┌──

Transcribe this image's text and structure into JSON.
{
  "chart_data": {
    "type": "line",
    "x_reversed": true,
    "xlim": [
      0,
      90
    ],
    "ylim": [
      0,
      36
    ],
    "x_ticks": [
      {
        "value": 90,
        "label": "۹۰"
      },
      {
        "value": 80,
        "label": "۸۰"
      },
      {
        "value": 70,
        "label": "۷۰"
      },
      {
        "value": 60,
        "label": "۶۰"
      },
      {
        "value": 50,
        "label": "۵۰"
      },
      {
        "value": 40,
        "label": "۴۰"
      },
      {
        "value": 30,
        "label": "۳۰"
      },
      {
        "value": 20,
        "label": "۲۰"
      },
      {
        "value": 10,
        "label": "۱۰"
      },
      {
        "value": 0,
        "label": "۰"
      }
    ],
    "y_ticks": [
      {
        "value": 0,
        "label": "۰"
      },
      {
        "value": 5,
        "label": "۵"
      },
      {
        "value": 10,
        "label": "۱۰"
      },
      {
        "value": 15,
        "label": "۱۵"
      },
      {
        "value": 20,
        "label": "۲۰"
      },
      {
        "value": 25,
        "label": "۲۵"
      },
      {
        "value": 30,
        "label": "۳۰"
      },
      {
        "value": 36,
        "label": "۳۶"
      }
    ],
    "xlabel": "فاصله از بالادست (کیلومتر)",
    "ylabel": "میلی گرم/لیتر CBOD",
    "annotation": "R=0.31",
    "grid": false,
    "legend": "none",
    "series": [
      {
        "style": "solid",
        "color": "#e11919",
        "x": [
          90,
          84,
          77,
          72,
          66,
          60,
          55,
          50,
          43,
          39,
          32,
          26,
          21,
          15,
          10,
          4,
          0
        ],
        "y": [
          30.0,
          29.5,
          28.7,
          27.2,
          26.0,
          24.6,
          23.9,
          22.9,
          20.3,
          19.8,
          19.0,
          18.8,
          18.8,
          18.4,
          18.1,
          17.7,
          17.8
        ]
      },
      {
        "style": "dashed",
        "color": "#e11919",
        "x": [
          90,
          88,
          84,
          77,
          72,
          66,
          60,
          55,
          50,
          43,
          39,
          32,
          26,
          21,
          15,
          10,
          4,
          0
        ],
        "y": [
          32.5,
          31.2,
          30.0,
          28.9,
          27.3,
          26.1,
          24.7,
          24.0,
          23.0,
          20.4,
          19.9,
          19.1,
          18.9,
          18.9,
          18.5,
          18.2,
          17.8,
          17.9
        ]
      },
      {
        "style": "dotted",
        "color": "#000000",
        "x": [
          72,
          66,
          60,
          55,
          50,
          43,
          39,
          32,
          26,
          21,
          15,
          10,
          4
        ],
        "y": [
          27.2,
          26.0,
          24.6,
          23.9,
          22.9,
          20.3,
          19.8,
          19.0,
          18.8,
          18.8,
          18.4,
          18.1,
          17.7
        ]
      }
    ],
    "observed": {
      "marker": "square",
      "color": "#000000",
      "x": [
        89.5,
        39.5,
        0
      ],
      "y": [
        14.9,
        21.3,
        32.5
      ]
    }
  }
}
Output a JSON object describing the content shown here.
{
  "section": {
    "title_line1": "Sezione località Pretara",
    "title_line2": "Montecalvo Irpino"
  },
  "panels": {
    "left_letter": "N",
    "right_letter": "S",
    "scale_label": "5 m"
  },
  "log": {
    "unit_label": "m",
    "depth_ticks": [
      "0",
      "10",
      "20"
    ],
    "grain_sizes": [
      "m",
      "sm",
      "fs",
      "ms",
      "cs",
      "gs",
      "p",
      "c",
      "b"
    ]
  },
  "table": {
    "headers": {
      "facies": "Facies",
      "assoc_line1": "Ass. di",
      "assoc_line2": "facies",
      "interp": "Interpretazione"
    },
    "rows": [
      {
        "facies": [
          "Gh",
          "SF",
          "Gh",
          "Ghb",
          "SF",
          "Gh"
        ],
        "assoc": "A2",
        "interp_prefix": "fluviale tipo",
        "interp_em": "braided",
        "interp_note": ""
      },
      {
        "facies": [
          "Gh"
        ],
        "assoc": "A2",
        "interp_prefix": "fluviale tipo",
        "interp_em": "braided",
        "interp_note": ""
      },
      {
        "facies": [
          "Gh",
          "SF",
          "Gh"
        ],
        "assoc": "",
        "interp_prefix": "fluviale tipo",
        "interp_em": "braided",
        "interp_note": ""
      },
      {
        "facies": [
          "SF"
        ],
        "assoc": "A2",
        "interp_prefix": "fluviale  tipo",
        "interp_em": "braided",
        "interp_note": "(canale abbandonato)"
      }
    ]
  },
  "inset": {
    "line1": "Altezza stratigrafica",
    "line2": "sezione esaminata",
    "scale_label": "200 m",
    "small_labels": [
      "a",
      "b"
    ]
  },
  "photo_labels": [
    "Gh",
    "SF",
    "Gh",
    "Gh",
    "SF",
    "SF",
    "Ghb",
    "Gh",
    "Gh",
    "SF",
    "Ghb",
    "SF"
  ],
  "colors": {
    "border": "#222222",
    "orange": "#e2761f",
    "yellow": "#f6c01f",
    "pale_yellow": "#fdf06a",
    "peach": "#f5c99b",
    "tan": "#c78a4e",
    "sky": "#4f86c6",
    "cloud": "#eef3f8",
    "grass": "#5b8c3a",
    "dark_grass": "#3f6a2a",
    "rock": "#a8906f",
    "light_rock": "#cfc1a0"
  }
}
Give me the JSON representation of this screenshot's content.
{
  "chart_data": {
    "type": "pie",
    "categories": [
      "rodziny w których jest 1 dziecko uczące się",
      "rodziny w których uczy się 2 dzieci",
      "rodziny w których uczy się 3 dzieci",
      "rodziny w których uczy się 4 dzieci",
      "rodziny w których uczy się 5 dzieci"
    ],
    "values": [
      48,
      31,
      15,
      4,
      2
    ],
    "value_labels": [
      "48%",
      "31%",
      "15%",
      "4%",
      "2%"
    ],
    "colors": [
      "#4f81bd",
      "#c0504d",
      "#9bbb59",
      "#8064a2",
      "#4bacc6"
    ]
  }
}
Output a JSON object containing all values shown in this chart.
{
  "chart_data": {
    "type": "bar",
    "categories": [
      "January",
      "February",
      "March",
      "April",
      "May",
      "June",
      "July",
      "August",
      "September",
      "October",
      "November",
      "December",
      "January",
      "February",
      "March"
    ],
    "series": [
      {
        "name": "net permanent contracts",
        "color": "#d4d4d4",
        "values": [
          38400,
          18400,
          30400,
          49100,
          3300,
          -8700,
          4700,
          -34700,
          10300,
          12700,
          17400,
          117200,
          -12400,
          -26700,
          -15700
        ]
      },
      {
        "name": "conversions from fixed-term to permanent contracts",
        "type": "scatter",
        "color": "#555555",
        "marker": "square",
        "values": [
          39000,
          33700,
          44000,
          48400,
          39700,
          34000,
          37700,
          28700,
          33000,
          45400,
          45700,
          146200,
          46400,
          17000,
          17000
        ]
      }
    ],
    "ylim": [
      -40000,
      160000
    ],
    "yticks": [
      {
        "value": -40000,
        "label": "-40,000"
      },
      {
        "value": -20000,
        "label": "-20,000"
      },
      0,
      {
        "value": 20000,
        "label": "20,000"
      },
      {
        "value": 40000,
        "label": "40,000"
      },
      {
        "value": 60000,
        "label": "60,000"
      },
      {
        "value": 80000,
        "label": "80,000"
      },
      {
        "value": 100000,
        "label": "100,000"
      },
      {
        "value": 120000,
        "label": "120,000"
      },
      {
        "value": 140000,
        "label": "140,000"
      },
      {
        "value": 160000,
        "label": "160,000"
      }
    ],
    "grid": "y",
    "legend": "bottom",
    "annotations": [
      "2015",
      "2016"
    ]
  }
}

└──

▶ **PROBLEM**:
Find how many of the lines above have the word "rodziny" in them. State only that number.

▶ **SOLUTION TO THE PROBLEM**:
5